═════ Available records ═════

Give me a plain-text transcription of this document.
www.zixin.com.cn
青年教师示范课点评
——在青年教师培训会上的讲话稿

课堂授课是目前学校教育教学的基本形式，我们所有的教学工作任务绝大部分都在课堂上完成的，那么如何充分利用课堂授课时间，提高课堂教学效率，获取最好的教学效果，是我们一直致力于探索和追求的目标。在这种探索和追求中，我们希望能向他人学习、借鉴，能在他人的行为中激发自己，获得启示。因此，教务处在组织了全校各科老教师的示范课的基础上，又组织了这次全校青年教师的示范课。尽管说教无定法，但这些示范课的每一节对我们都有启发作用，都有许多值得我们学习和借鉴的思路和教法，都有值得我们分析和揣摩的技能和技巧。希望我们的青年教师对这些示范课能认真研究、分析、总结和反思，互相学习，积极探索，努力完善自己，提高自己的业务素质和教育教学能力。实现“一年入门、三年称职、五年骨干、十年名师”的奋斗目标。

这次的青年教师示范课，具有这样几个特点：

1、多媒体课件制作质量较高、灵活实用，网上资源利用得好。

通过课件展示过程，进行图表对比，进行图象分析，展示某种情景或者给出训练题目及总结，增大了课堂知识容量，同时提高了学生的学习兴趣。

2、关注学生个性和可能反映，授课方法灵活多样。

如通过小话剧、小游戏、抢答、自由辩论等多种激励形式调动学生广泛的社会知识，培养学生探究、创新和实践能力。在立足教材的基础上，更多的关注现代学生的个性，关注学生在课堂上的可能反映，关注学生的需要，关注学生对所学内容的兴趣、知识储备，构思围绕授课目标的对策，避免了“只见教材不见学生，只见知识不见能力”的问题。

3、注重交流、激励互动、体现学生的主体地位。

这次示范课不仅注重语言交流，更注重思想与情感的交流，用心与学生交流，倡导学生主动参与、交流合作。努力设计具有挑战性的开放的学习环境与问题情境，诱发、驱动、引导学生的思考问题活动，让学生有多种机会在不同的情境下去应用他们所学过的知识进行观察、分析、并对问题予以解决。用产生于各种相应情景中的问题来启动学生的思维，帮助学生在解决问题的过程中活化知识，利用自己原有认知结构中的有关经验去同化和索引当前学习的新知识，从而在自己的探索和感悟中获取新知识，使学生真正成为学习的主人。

═════

*Required work*.
Output all records verbatim.

*Answer to this problem*.
Give me a plain-text transcription of this document.
www.zixin.com.cn
青年教师示范课点评
——在青年教师培训会上的讲话稿

课堂授课是目前学校教育教学的基本形式，我们所有的教学工作任务绝大部分都在课堂上完成的，那么如何充分利用课堂授课时间，提高课堂教学效率，获取最好的教学效果，是我们一直致力于探索和追求的目标。在这种探索和追求中，我们希望能向他人学习、借鉴，能在他人的行为中激发自己，获得启示。因此，教务处在组织了全校各科老教师的示范课的基础上，又组织了这次全校青年教师的示范课。尽管说教无定法，但这些示范课的每一节对我们都有启发作用，都有许多值得我们学习和借鉴的思路和教法，都有值得我们分析和揣摩的技能和技巧。希望我们的青年教师对这些示范课能认真研究、分析、总结和反思，互相学习，积极探索，努力完善自己，提高自己的业务素质和教育教学能力。实现“一年入门、三年称职、五年骨干、十年名师”的奋斗目标。

这次的青年教师示范课，具有这样几个特点：

1、多媒体课件制作质量较高、灵活实用，网上资源利用得好。

通过课件展示过程，进行图表对比，进行图象分析，展示某种情景或者给出训练题目及总结，增大了课堂知识容量，同时提高了学生的学习兴趣。

2、关注学生个性和可能反映，授课方法灵活多样。

如通过小话剧、小游戏、抢答、自由辩论等多种激励形式调动学生广泛的社会知识，培养学生探究、创新和实践能力。在立足教材的基础上，更多的关注现代学生的个性，关注学生在课堂上的可能反映，关注学生的需要，关注学生对所学内容的兴趣、知识储备，构思围绕授课目标的对策，避免了“只见教材不见学生，只见知识不见能力”的问题。

3、注重交流、激励互动、体现学生的主体地位。

这次示范课不仅注重语言交流，更注重思想与情感的交流，用心与学生交流，倡导学生主动参与、交流合作。努力设计具有挑战性的开放的学习环境与问题情境，诱发、驱动、引导学生的思考问题活动，让学生有多种机会在不同的情境下去应用他们所学过的知识进行观察、分析、并对问题予以解决。用产生于各种相应情景中的问题来启动学生的思维，帮助学生在解决问题的过程中活化知识，利用自己原有认知结构中的有关经验去同化和索引当前学习的新知识，从而在自己的探索和感悟中获取新知识，使学生真正成为学习的主人。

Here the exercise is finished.